(Figure record extracts)
════

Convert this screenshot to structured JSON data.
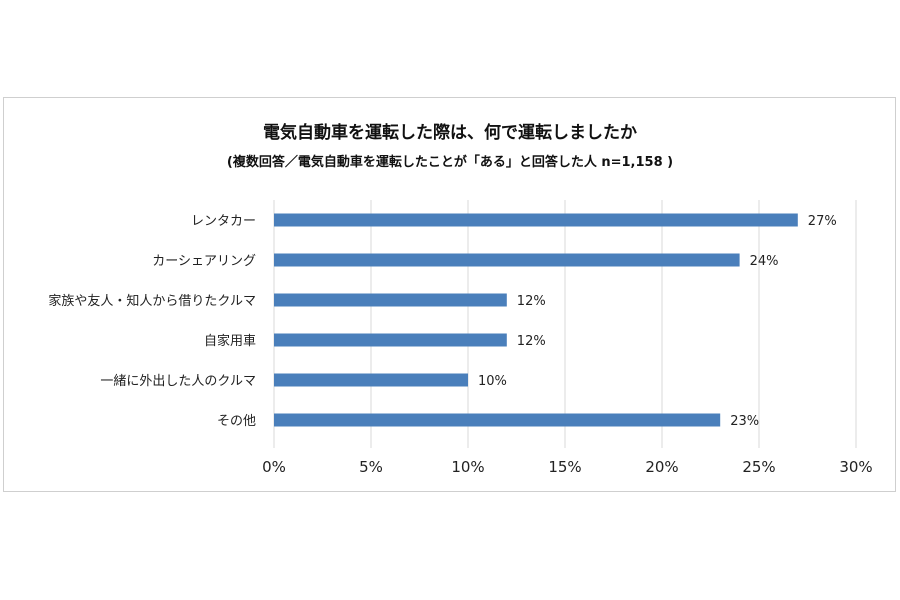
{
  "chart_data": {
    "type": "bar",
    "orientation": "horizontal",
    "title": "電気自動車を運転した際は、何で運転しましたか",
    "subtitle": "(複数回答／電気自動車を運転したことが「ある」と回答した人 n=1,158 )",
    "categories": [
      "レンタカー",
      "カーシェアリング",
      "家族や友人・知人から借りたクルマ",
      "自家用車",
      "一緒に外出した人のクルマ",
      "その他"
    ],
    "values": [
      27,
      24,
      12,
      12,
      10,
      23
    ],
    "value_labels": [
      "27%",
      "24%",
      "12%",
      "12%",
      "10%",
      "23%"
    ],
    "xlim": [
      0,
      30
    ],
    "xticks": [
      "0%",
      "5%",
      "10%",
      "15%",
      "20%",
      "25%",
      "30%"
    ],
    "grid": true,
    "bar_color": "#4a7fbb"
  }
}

════

[Work to be completed]: Copy each line of the records precisely and drop any images they hold.

[Right answer]:
Convert this screenshot to structured JSON data.
{
  "chart_data": {
    "type": "bar",
    "orientation": "horizontal",
    "title": "電気自動車を運転した際は、何で運転しましたか",
    "subtitle": "(複数回答／電気自動車を運転したことが「ある」と回答した人 n=1,158 )",
    "categories": [
      "レンタカー",
      "カーシェアリング",
      "家族や友人・知人から借りたクルマ",
      "自家用車",
      "一緒に外出した人のクルマ",
      "その他"
    ],
    "values": [
      27,
      24,
      12,
      12,
      10,
      23
    ],
    "value_labels": [
      "27%",
      "24%",
      "12%",
      "12%",
      "10%",
      "23%"
    ],
    "xlim": [
      0,
      30
    ],
    "xticks": [
      "0%",
      "5%",
      "10%",
      "15%",
      "20%",
      "25%",
      "30%"
    ],
    "grid": true,
    "bar_color": "#4a7fbb"
  }
}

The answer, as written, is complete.